- Short problem -
Write out the listing below again, precisely as it is given.

- Given records -
** START **
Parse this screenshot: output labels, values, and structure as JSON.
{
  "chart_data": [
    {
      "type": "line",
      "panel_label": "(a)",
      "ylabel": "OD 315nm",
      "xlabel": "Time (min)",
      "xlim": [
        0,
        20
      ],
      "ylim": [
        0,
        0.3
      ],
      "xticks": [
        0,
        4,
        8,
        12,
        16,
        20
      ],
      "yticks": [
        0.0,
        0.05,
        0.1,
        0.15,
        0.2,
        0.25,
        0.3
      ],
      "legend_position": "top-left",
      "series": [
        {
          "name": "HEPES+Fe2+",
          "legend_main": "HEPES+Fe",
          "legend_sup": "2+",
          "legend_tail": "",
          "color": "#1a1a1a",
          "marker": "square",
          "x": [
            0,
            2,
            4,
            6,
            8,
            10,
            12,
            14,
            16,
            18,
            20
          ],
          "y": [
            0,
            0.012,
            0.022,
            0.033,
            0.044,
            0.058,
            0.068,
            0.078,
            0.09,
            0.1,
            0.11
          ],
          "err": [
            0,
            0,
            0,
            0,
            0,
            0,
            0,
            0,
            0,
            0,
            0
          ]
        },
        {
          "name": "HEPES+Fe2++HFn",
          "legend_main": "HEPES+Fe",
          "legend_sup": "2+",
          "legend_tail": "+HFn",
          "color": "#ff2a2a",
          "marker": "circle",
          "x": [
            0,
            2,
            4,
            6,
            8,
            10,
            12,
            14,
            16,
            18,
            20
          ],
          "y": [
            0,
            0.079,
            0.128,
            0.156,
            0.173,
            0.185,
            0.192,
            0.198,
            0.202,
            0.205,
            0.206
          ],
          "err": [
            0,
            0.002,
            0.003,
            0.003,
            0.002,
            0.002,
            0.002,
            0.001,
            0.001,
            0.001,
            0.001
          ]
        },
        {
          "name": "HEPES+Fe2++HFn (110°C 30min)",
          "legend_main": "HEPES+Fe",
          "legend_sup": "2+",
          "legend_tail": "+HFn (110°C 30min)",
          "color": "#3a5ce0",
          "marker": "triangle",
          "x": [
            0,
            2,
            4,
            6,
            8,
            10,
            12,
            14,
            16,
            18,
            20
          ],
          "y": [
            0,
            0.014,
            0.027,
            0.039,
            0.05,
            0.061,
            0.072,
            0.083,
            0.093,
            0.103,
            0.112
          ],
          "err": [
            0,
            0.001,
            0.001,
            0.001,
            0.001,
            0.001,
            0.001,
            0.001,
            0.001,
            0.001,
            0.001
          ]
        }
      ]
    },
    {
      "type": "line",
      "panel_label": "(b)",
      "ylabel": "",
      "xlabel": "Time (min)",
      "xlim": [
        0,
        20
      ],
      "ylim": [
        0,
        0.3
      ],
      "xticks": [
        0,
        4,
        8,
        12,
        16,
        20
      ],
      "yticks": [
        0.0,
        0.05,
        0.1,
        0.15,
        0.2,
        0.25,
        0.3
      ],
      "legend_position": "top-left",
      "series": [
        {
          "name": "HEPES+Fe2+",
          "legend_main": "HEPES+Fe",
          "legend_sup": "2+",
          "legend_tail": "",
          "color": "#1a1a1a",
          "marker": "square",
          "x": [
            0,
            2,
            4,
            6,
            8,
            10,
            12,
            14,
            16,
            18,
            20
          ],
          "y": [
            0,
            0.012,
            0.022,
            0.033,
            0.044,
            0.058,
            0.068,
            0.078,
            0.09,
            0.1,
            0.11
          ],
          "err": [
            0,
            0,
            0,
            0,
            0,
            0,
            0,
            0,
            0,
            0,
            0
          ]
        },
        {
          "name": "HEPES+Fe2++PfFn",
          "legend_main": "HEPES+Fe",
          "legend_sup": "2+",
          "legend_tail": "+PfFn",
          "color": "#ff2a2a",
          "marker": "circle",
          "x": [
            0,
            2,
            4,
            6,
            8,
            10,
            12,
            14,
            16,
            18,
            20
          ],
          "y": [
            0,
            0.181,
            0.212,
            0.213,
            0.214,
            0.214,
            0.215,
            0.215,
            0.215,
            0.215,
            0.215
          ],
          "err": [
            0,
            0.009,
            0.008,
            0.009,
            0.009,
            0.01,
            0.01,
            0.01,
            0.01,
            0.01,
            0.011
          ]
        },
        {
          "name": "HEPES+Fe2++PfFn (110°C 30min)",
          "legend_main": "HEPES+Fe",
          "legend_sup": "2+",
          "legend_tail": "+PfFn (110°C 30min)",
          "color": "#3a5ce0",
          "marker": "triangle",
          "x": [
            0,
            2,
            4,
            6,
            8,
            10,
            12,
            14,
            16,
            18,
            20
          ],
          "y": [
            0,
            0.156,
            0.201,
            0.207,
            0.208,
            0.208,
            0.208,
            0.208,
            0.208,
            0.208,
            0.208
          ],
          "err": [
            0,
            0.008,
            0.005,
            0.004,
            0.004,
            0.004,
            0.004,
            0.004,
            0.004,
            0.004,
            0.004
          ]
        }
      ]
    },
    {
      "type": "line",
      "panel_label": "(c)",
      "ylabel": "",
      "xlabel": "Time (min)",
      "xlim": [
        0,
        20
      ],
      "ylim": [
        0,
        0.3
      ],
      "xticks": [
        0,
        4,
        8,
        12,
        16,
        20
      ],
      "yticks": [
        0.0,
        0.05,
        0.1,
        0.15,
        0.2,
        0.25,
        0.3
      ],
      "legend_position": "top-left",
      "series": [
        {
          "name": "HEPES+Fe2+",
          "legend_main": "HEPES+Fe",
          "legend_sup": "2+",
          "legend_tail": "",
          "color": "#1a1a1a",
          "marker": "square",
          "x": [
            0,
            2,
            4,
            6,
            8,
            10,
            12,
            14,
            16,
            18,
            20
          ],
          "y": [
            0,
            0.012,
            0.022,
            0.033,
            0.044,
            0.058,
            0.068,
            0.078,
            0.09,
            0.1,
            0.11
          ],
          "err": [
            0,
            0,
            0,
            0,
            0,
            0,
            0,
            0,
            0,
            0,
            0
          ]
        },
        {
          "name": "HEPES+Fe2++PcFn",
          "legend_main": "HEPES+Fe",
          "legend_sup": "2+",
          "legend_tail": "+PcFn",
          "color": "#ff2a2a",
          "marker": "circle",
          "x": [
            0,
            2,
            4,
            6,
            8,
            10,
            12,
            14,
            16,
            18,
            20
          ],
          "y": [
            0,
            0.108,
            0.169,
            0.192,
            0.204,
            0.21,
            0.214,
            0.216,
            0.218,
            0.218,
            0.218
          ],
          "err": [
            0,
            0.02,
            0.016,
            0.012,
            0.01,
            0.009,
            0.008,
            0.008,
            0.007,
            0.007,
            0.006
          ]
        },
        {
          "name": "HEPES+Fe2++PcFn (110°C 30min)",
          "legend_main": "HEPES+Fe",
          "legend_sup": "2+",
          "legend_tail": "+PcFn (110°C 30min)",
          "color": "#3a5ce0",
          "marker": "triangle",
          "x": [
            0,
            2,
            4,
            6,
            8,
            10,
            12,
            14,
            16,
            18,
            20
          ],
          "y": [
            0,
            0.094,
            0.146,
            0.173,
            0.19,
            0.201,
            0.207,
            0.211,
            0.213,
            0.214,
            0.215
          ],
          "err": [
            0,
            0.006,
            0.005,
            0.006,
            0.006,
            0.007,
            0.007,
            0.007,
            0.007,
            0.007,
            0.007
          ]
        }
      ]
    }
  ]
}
** END **
- Exercise output -
Parse this screenshot: output labels, values, and structure as JSON.
{
  "chart_data": [
    {
      "type": "line",
      "panel_label": "(a)",
      "ylabel": "OD 315nm",
      "xlabel": "Time (min)",
      "xlim": [
        0,
        20
      ],
      "ylim": [
        0,
        0.3
      ],
      "xticks": [
        0,
        4,
        8,
        12,
        16,
        20
      ],
      "yticks": [
        0.0,
        0.05,
        0.1,
        0.15,
        0.2,
        0.25,
        0.3
      ],
      "legend_position": "top-left",
      "series": [
        {
          "name": "HEPES+Fe2+",
          "legend_main": "HEPES+Fe",
          "legend_sup": "2+",
          "legend_tail": "",
          "color": "#1a1a1a",
          "marker": "square",
          "x": [
            0,
            2,
            4,
            6,
            8,
            10,
            12,
            14,
            16,
            18,
            20
          ],
          "y": [
            0,
            0.012,
            0.022,
            0.033,
            0.044,
            0.058,
            0.068,
            0.078,
            0.09,
            0.1,
            0.11
          ],
          "err": [
            0,
            0,
            0,
            0,
            0,
            0,
            0,
            0,
            0,
            0,
            0
          ]
        },
        {
          "name": "HEPES+Fe2++HFn",
          "legend_main": "HEPES+Fe",
          "legend_sup": "2+",
          "legend_tail": "+HFn",
          "color": "#ff2a2a",
          "marker": "circle",
          "x": [
            0,
            2,
            4,
            6,
            8,
            10,
            12,
            14,
            16,
            18,
            20
          ],
          "y": [
            0,
            0.079,
            0.128,
            0.156,
            0.173,
            0.185,
            0.192,
            0.198,
            0.202,
            0.205,
            0.206
          ],
          "err": [
            0,
            0.002,
            0.003,
            0.003,
            0.002,
            0.002,
            0.002,
            0.001,
            0.001,
            0.001,
            0.001
          ]
        },
        {
          "name": "HEPES+Fe2++HFn (110°C 30min)",
          "legend_main": "HEPES+Fe",
          "legend_sup": "2+",
          "legend_tail": "+HFn (110°C 30min)",
          "color": "#3a5ce0",
          "marker": "triangle",
          "x": [
            0,
            2,
            4,
            6,
            8,
            10,
            12,
            14,
            16,
            18,
            20
          ],
          "y": [
            0,
            0.014,
            0.027,
            0.039,
            0.05,
            0.061,
            0.072,
            0.083,
            0.093,
            0.103,
            0.112
          ],
          "err": [
            0,
            0.001,
            0.001,
            0.001,
            0.001,
            0.001,
            0.001,
            0.001,
            0.001,
            0.001,
            0.001
          ]
        }
      ]
    },
    {
      "type": "line",
      "panel_label": "(b)",
      "ylabel": "",
      "xlabel": "Time (min)",
      "xlim": [
        0,
        20
      ],
      "ylim": [
        0,
        0.3
      ],
      "xticks": [
        0,
        4,
        8,
        12,
        16,
        20
      ],
      "yticks": [
        0.0,
        0.05,
        0.1,
        0.15,
        0.2,
        0.25,
        0.3
      ],
      "legend_position": "top-left",
      "series": [
        {
          "name": "HEPES+Fe2+",
          "legend_main": "HEPES+Fe",
          "legend_sup": "2+",
          "legend_tail": "",
          "color": "#1a1a1a",
          "marker": "square",
          "x": [
            0,
            2,
            4,
            6,
            8,
            10,
            12,
            14,
            16,
            18,
            20
          ],
          "y": [
            0,
            0.012,
            0.022,
            0.033,
            0.044,
            0.058,
            0.068,
            0.078,
            0.09,
            0.1,
            0.11
          ],
          "err": [
            0,
            0,
            0,
            0,
            0,
            0,
            0,
            0,
            0,
            0,
            0
          ]
        },
        {
          "name": "HEPES+Fe2++PfFn",
          "legend_main": "HEPES+Fe",
          "legend_sup": "2+",
          "legend_tail": "+PfFn",
          "color": "#ff2a2a",
          "marker": "circle",
          "x": [
            0,
            2,
            4,
            6,
            8,
            10,
            12,
            14,
            16,
            18,
            20
          ],
          "y": [
            0,
            0.181,
            0.212,
            0.213,
            0.214,
            0.214,
            0.215,
            0.215,
            0.215,
            0.215,
            0.215
          ],
          "err": [
            0,
            0.009,
            0.008,
            0.009,
            0.009,
            0.01,
            0.01,
            0.01,
            0.01,
            0.01,
            0.011
          ]
        },
        {
          "name": "HEPES+Fe2++PfFn (110°C 30min)",
          "legend_main": "HEPES+Fe",
          "legend_sup": "2+",
          "legend_tail": "+PfFn (110°C 30min)",
          "color": "#3a5ce0",
          "marker": "triangle",
          "x": [
            0,
            2,
            4,
            6,
            8,
            10,
            12,
            14,
            16,
            18,
            20
          ],
          "y": [
            0,
            0.156,
            0.201,
            0.207,
            0.208,
            0.208,
            0.208,
            0.208,
            0.208,
            0.208,
            0.208
          ],
          "err": [
            0,
            0.008,
            0.005,
            0.004,
            0.004,
            0.004,
            0.004,
            0.004,
            0.004,
            0.004,
            0.004
          ]
        }
      ]
    },
    {
      "type": "line",
      "panel_label": "(c)",
      "ylabel": "",
      "xlabel": "Time (min)",
      "xlim": [
        0,
        20
      ],
      "ylim": [
        0,
        0.3
      ],
      "xticks": [
        0,
        4,
        8,
        12,
        16,
        20
      ],
      "yticks": [
        0.0,
        0.05,
        0.1,
        0.15,
        0.2,
        0.25,
        0.3
      ],
      "legend_position": "top-left",
      "series": [
        {
          "name": "HEPES+Fe2+",
          "legend_main": "HEPES+Fe",
          "legend_sup": "2+",
          "legend_tail": "",
          "color": "#1a1a1a",
          "marker": "square",
          "x": [
            0,
            2,
            4,
            6,
            8,
            10,
            12,
            14,
            16,
            18,
            20
          ],
          "y": [
            0,
            0.012,
            0.022,
            0.033,
            0.044,
            0.058,
            0.068,
            0.078,
            0.09,
            0.1,
            0.11
          ],
          "err": [
            0,
            0,
            0,
            0,
            0,
            0,
            0,
            0,
            0,
            0,
            0
          ]
        },
        {
          "name": "HEPES+Fe2++PcFn",
          "legend_main": "HEPES+Fe",
          "legend_sup": "2+",
          "legend_tail": "+PcFn",
          "color": "#ff2a2a",
          "marker": "circle",
          "x": [
            0,
            2,
            4,
            6,
            8,
            10,
            12,
            14,
            16,
            18,
            20
          ],
          "y": [
            0,
            0.108,
            0.169,
            0.192,
            0.204,
            0.21,
            0.214,
            0.216,
            0.218,
            0.218,
            0.218
          ],
          "err": [
            0,
            0.02,
            0.016,
            0.012,
            0.01,
            0.009,
            0.008,
            0.008,
            0.007,
            0.007,
            0.006
          ]
        },
        {
          "name": "HEPES+Fe2++PcFn (110°C 30min)",
          "legend_main": "HEPES+Fe",
          "legend_sup": "2+",
          "legend_tail": "+PcFn (110°C 30min)",
          "color": "#3a5ce0",
          "marker": "triangle",
          "x": [
            0,
            2,
            4,
            6,
            8,
            10,
            12,
            14,
            16,
            18,
            20
          ],
          "y": [
            0,
            0.094,
            0.146,
            0.173,
            0.19,
            0.201,
            0.207,
            0.211,
            0.213,
            0.214,
            0.215
          ],
          "err": [
            0,
            0.006,
            0.005,
            0.006,
            0.006,
            0.007,
            0.007,
            0.007,
            0.007,
            0.007,
            0.007
          ]
        }
      ]
    }
  ]
}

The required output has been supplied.